• **Task goal**:
Repeat each line exactly as it is written.

• **Information shown**:
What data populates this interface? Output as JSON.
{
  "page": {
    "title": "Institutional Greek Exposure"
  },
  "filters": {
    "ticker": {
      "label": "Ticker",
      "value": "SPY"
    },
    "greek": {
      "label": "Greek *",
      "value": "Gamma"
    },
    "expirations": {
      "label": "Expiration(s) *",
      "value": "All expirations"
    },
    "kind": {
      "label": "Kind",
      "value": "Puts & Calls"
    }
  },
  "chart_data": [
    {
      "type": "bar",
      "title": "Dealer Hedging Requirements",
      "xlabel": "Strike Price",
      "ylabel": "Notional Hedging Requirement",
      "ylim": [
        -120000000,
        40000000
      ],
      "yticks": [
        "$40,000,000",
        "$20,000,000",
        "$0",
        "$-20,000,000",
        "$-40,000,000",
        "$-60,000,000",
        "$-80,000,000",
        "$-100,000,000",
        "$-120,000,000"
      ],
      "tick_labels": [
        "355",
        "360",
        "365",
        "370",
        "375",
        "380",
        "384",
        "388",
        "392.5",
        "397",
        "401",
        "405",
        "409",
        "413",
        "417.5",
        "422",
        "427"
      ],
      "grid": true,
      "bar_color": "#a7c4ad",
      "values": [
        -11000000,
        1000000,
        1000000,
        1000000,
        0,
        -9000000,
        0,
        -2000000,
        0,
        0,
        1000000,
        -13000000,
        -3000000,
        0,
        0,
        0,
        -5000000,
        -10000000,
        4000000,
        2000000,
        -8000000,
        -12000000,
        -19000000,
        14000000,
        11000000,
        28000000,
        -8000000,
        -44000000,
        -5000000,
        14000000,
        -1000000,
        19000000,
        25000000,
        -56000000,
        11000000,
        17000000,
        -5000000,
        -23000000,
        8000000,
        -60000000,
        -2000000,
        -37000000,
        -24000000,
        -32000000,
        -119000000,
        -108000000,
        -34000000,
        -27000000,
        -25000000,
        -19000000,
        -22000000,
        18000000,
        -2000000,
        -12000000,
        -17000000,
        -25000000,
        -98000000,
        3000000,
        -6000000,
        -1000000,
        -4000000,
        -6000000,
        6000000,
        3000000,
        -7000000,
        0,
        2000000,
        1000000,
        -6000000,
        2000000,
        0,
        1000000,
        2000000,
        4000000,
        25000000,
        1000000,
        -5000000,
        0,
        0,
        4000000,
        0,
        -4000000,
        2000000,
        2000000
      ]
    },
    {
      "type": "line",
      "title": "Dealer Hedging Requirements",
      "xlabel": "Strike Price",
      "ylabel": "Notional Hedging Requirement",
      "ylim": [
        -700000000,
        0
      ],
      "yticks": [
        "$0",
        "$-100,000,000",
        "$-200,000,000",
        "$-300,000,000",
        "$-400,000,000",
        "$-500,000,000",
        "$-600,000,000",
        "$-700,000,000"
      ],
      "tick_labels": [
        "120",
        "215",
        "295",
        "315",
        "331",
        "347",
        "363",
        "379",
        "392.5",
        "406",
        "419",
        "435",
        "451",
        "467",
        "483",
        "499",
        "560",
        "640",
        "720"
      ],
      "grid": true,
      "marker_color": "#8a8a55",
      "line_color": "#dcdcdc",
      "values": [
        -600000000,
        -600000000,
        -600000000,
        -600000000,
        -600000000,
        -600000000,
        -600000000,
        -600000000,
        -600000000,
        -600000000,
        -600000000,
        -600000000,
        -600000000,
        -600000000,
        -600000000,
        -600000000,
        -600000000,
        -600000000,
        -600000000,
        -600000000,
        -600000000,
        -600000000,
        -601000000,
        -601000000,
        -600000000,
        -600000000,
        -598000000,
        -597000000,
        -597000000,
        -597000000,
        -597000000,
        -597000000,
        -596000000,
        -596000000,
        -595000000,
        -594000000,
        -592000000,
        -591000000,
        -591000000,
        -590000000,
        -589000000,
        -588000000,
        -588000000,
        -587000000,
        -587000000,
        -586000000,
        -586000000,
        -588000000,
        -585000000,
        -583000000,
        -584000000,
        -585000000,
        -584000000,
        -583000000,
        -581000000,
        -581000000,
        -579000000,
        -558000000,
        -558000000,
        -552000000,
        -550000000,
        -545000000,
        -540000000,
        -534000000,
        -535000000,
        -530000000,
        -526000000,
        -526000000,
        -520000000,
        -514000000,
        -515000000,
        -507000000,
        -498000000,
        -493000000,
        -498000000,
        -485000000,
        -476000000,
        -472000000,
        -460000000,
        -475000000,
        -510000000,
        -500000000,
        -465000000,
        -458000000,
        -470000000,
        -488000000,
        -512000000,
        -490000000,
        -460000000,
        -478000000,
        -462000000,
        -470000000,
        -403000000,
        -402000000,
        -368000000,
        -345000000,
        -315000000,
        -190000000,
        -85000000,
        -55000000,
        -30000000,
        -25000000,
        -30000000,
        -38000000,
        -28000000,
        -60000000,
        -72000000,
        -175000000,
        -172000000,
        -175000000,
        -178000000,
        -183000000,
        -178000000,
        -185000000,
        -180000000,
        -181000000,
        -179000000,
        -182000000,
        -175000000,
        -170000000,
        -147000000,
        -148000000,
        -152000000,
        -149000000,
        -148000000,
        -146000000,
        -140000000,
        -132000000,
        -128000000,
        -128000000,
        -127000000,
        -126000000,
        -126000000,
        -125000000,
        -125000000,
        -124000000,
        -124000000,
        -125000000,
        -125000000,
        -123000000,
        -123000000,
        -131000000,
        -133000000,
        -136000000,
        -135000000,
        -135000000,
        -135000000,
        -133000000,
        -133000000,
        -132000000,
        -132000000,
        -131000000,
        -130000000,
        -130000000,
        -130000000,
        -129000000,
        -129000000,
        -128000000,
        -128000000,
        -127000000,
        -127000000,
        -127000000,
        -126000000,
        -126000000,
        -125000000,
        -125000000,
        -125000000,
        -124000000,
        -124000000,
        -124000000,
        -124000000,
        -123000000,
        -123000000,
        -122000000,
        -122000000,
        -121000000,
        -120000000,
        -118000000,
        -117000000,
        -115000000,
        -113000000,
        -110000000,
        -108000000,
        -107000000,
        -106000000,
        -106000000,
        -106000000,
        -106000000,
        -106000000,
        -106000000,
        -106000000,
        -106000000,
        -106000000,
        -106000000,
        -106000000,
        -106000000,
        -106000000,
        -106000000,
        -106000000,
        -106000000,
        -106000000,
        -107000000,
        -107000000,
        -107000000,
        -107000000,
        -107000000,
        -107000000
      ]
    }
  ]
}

• **Answer to the problem**:
What data populates this interface? Output as JSON.
{
  "page": {
    "title": "Institutional Greek Exposure"
  },
  "filters": {
    "ticker": {
      "label": "Ticker",
      "value": "SPY"
    },
    "greek": {
      "label": "Greek *",
      "value": "Gamma"
    },
    "expirations": {
      "label": "Expiration(s) *",
      "value": "All expirations"
    },
    "kind": {
      "label": "Kind",
      "value": "Puts & Calls"
    }
  },
  "chart_data": [
    {
      "type": "bar",
      "title": "Dealer Hedging Requirements",
      "xlabel": "Strike Price",
      "ylabel": "Notional Hedging Requirement",
      "ylim": [
        -120000000,
        40000000
      ],
      "yticks": [
        "$40,000,000",
        "$20,000,000",
        "$0",
        "$-20,000,000",
        "$-40,000,000",
        "$-60,000,000",
        "$-80,000,000",
        "$-100,000,000",
        "$-120,000,000"
      ],
      "tick_labels": [
        "355",
        "360",
        "365",
        "370",
        "375",
        "380",
        "384",
        "388",
        "392.5",
        "397",
        "401",
        "405",
        "409",
        "413",
        "417.5",
        "422",
        "427"
      ],
      "grid": true,
      "bar_color": "#a7c4ad",
      "values": [
        -11000000,
        1000000,
        1000000,
        1000000,
        0,
        -9000000,
        0,
        -2000000,
        0,
        0,
        1000000,
        -13000000,
        -3000000,
        0,
        0,
        0,
        -5000000,
        -10000000,
        4000000,
        2000000,
        -8000000,
        -12000000,
        -19000000,
        14000000,
        11000000,
        28000000,
        -8000000,
        -44000000,
        -5000000,
        14000000,
        -1000000,
        19000000,
        25000000,
        -56000000,
        11000000,
        17000000,
        -5000000,
        -23000000,
        8000000,
        -60000000,
        -2000000,
        -37000000,
        -24000000,
        -32000000,
        -119000000,
        -108000000,
        -34000000,
        -27000000,
        -25000000,
        -19000000,
        -22000000,
        18000000,
        -2000000,
        -12000000,
        -17000000,
        -25000000,
        -98000000,
        3000000,
        -6000000,
        -1000000,
        -4000000,
        -6000000,
        6000000,
        3000000,
        -7000000,
        0,
        2000000,
        1000000,
        -6000000,
        2000000,
        0,
        1000000,
        2000000,
        4000000,
        25000000,
        1000000,
        -5000000,
        0,
        0,
        4000000,
        0,
        -4000000,
        2000000,
        2000000
      ]
    },
    {
      "type": "line",
      "title": "Dealer Hedging Requirements",
      "xlabel": "Strike Price",
      "ylabel": "Notional Hedging Requirement",
      "ylim": [
        -700000000,
        0
      ],
      "yticks": [
        "$0",
        "$-100,000,000",
        "$-200,000,000",
        "$-300,000,000",
        "$-400,000,000",
        "$-500,000,000",
        "$-600,000,000",
        "$-700,000,000"
      ],
      "tick_labels": [
        "120",
        "215",
        "295",
        "315",
        "331",
        "347",
        "363",
        "379",
        "392.5",
        "406",
        "419",
        "435",
        "451",
        "467",
        "483",
        "499",
        "560",
        "640",
        "720"
      ],
      "grid": true,
      "marker_color": "#8a8a55",
      "line_color": "#dcdcdc",
      "values": [
        -600000000,
        -600000000,
        -600000000,
        -600000000,
        -600000000,
        -600000000,
        -600000000,
        -600000000,
        -600000000,
        -600000000,
        -600000000,
        -600000000,
        -600000000,
        -600000000,
        -600000000,
        -600000000,
        -600000000,
        -600000000,
        -600000000,
        -600000000,
        -600000000,
        -600000000,
        -601000000,
        -601000000,
        -600000000,
        -600000000,
        -598000000,
        -597000000,
        -597000000,
        -597000000,
        -597000000,
        -597000000,
        -596000000,
        -596000000,
        -595000000,
        -594000000,
        -592000000,
        -591000000,
        -591000000,
        -590000000,
        -589000000,
        -588000000,
        -588000000,
        -587000000,
        -587000000,
        -586000000,
        -586000000,
        -588000000,
        -585000000,
        -583000000,
        -584000000,
        -585000000,
        -584000000,
        -583000000,
        -581000000,
        -581000000,
        -579000000,
        -558000000,
        -558000000,
        -552000000,
        -550000000,
        -545000000,
        -540000000,
        -534000000,
        -535000000,
        -530000000,
        -526000000,
        -526000000,
        -520000000,
        -514000000,
        -515000000,
        -507000000,
        -498000000,
        -493000000,
        -498000000,
        -485000000,
        -476000000,
        -472000000,
        -460000000,
        -475000000,
        -510000000,
        -500000000,
        -465000000,
        -458000000,
        -470000000,
        -488000000,
        -512000000,
        -490000000,
        -460000000,
        -478000000,
        -462000000,
        -470000000,
        -403000000,
        -402000000,
        -368000000,
        -345000000,
        -315000000,
        -190000000,
        -85000000,
        -55000000,
        -30000000,
        -25000000,
        -30000000,
        -38000000,
        -28000000,
        -60000000,
        -72000000,
        -175000000,
        -172000000,
        -175000000,
        -178000000,
        -183000000,
        -178000000,
        -185000000,
        -180000000,
        -181000000,
        -179000000,
        -182000000,
        -175000000,
        -170000000,
        -147000000,
        -148000000,
        -152000000,
        -149000000,
        -148000000,
        -146000000,
        -140000000,
        -132000000,
        -128000000,
        -128000000,
        -127000000,
        -126000000,
        -126000000,
        -125000000,
        -125000000,
        -124000000,
        -124000000,
        -125000000,
        -125000000,
        -123000000,
        -123000000,
        -131000000,
        -133000000,
        -136000000,
        -135000000,
        -135000000,
        -135000000,
        -133000000,
        -133000000,
        -132000000,
        -132000000,
        -131000000,
        -130000000,
        -130000000,
        -130000000,
        -129000000,
        -129000000,
        -128000000,
        -128000000,
        -127000000,
        -127000000,
        -127000000,
        -126000000,
        -126000000,
        -125000000,
        -125000000,
        -125000000,
        -124000000,
        -124000000,
        -124000000,
        -124000000,
        -123000000,
        -123000000,
        -122000000,
        -122000000,
        -121000000,
        -120000000,
        -118000000,
        -117000000,
        -115000000,
        -113000000,
        -110000000,
        -108000000,
        -107000000,
        -106000000,
        -106000000,
        -106000000,
        -106000000,
        -106000000,
        -106000000,
        -106000000,
        -106000000,
        -106000000,
        -106000000,
        -106000000,
        -106000000,
        -106000000,
        -106000000,
        -106000000,
        -106000000,
        -106000000,
        -107000000,
        -107000000,
        -107000000,
        -107000000,
        -107000000,
        -107000000
      ]
    }
  ]
}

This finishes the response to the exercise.